Exercise task ▸ Please determine how many lines of the material include the word "حسابداری", and respond with nothing but that number.

Data rows ▸
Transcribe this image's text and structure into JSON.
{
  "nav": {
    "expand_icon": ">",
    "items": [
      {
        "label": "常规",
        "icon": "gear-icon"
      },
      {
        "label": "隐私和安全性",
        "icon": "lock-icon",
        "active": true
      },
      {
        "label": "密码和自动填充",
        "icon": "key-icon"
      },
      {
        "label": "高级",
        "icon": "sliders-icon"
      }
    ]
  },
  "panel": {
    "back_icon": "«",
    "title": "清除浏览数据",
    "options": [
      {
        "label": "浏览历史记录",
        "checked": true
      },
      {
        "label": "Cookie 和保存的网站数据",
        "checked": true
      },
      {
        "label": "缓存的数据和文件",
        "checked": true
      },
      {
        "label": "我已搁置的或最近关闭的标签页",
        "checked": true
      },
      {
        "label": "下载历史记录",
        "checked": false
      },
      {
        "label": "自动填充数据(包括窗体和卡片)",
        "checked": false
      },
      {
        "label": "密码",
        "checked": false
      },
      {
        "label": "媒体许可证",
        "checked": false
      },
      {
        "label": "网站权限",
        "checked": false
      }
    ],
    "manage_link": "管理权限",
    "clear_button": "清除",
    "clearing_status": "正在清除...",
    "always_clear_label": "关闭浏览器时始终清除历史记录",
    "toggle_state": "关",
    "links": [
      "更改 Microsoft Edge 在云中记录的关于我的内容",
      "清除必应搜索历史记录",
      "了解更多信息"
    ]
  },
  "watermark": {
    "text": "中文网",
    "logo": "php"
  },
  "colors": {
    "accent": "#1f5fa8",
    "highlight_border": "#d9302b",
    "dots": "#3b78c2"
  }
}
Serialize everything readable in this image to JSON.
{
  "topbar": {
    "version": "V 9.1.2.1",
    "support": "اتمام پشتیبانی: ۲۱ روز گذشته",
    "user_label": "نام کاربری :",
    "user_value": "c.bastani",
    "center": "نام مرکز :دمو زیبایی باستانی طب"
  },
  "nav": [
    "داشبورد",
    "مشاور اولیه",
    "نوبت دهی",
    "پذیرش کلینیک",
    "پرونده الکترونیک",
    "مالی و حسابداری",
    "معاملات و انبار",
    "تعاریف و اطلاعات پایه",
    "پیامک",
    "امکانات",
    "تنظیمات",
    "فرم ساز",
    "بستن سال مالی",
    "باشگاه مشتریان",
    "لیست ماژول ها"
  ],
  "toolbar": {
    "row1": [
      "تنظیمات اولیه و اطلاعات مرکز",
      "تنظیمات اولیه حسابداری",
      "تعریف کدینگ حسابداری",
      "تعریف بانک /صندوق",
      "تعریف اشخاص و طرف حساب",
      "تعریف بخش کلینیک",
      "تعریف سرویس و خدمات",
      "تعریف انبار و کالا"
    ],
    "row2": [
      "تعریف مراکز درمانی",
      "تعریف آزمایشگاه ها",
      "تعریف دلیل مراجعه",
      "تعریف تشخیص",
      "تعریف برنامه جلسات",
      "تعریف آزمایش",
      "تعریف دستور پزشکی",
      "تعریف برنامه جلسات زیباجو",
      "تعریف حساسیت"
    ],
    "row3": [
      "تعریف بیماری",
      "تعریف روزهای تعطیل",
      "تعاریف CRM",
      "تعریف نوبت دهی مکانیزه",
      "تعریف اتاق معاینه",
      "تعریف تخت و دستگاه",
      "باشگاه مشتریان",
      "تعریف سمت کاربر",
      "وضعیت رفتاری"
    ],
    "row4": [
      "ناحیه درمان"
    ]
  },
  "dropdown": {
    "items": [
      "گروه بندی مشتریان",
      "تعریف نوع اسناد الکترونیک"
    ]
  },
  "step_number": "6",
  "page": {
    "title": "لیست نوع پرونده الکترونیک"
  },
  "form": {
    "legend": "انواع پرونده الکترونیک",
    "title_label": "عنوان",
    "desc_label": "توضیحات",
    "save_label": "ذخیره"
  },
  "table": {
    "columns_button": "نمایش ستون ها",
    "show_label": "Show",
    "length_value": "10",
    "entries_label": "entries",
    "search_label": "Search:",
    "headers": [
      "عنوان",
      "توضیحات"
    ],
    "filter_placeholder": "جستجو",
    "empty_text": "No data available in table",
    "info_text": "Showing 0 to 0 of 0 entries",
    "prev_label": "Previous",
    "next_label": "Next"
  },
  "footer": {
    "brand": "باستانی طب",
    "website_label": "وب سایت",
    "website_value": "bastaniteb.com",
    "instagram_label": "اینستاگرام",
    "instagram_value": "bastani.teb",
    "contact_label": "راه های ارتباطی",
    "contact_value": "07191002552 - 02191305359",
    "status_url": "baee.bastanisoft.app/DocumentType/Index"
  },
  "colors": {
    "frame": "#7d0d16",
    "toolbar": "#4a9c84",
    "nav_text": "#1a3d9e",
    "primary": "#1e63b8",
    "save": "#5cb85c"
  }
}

The reply ▸ 3